** start SUPPLIED ENTRIES **
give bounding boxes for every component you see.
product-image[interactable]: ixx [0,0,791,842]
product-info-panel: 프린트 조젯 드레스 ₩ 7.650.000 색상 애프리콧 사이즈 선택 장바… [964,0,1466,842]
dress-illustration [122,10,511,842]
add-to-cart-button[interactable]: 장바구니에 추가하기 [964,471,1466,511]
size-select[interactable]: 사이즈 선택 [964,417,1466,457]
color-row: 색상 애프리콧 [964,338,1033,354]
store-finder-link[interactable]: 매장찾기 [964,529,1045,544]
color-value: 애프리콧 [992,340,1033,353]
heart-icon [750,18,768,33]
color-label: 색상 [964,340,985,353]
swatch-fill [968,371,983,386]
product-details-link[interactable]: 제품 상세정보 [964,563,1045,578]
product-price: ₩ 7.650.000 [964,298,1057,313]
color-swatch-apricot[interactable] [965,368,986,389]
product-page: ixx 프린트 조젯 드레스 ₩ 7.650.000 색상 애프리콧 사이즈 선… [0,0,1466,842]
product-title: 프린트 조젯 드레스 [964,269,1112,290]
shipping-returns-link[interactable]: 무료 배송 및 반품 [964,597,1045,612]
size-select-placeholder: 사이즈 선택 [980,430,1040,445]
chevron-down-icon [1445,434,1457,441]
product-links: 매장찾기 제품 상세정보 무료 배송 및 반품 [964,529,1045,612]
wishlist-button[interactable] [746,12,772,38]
** end SUPPLIED ENTRIES **
**TASK TO COMPLETE**.
Rewrite the lines from the first one through the line containing "product-links: 매장찾기 제품", replacing "애프리콧" with "아이보리" and leaving everything else unchanged.

**IN RESPONSE**.
give bounding boxes for every component you see.
product-image[interactable]: ixx [0,0,791,842]
product-info-panel: 프린트 조젯 드레스 ₩ 7.650.000 색상 아이보리 사이즈 선택 장바… [964,0,1466,842]
dress-illustration [122,10,511,842]
add-to-cart-button[interactable]: 장바구니에 추가하기 [964,471,1466,511]
size-select[interactable]: 사이즈 선택 [964,417,1466,457]
color-row: 색상 아이보리 [964,338,1033,354]
store-finder-link[interactable]: 매장찾기 [964,529,1045,544]
color-value: 아이보리 [992,340,1033,353]
heart-icon [750,18,768,33]
color-label: 색상 [964,340,985,353]
swatch-fill [968,371,983,386]
product-details-link[interactable]: 제품 상세정보 [964,563,1045,578]
product-price: ₩ 7.650.000 [964,298,1057,313]
color-swatch-apricot[interactable] [965,368,986,389]
product-page: ixx 프린트 조젯 드레스 ₩ 7.650.000 색상 아이보리 사이즈 선… [0,0,1466,842]
product-title: 프린트 조젯 드레스 [964,269,1112,290]
shipping-returns-link[interactable]: 무료 배송 및 반품 [964,597,1045,612]
size-select-placeholder: 사이즈 선택 [980,430,1040,445]
chevron-down-icon [1445,434,1457,441]
product-links: 매장찾기 제품 상세정보 무료 배송 및 반품 [964,529,1045,612]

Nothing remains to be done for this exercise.